──────── Exercise inputs ────────

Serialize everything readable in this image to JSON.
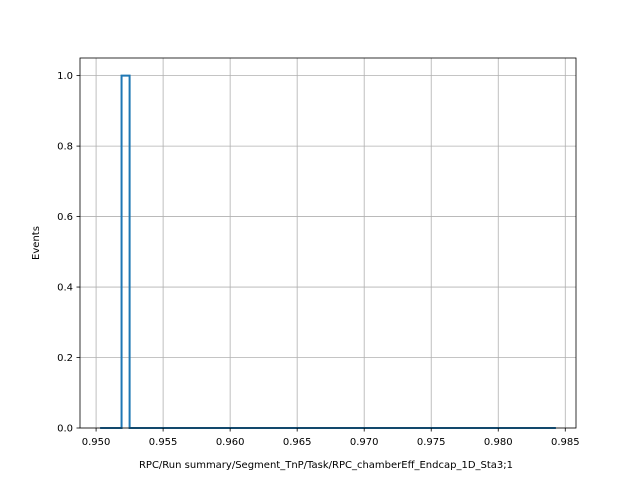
{
  "chart_data": {
    "type": "histogram",
    "title": "",
    "xlabel": "RPC/Run summary/Segment_TnP/Task/RPC_chamberEff_Endcap_1D_Sta3;1",
    "ylabel": "Events",
    "xlim": [
      0.9488,
      0.9858
    ],
    "ylim": [
      0,
      1.05
    ],
    "x_ticks": [
      0.95,
      0.955,
      0.96,
      0.965,
      0.97,
      0.975,
      0.98,
      0.985
    ],
    "x_tick_labels": [
      "0.950",
      "0.955",
      "0.960",
      "0.965",
      "0.970",
      "0.975",
      "0.980",
      "0.985"
    ],
    "y_ticks": [
      0.0,
      0.2,
      0.4,
      0.6,
      0.8,
      1.0
    ],
    "y_tick_labels": [
      "0.0",
      "0.2",
      "0.4",
      "0.6",
      "0.8",
      "1.0"
    ],
    "grid": true,
    "histtype": "step",
    "color": "#1f77b4",
    "bin_range": [
      0.9503,
      0.9843
    ],
    "bins": [
      {
        "x0": 0.9519,
        "x1": 0.9525,
        "count": 1
      }
    ]
  }
}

────────

Exercise details: Restate each of the entries above word for word and skip every image.

Solution to this task:
Serialize everything readable in this image to JSON.
{
  "chart_data": {
    "type": "histogram",
    "title": "",
    "xlabel": "RPC/Run summary/Segment_TnP/Task/RPC_chamberEff_Endcap_1D_Sta3;1",
    "ylabel": "Events",
    "xlim": [
      0.9488,
      0.9858
    ],
    "ylim": [
      0,
      1.05
    ],
    "x_ticks": [
      0.95,
      0.955,
      0.96,
      0.965,
      0.97,
      0.975,
      0.98,
      0.985
    ],
    "x_tick_labels": [
      "0.950",
      "0.955",
      "0.960",
      "0.965",
      "0.970",
      "0.975",
      "0.980",
      "0.985"
    ],
    "y_ticks": [
      0.0,
      0.2,
      0.4,
      0.6,
      0.8,
      1.0
    ],
    "y_tick_labels": [
      "0.0",
      "0.2",
      "0.4",
      "0.6",
      "0.8",
      "1.0"
    ],
    "grid": true,
    "histtype": "step",
    "color": "#1f77b4",
    "bin_range": [
      0.9503,
      0.9843
    ],
    "bins": [
      {
        "x0": 0.9519,
        "x1": 0.9525,
        "count": 1
      }
    ]
  }
}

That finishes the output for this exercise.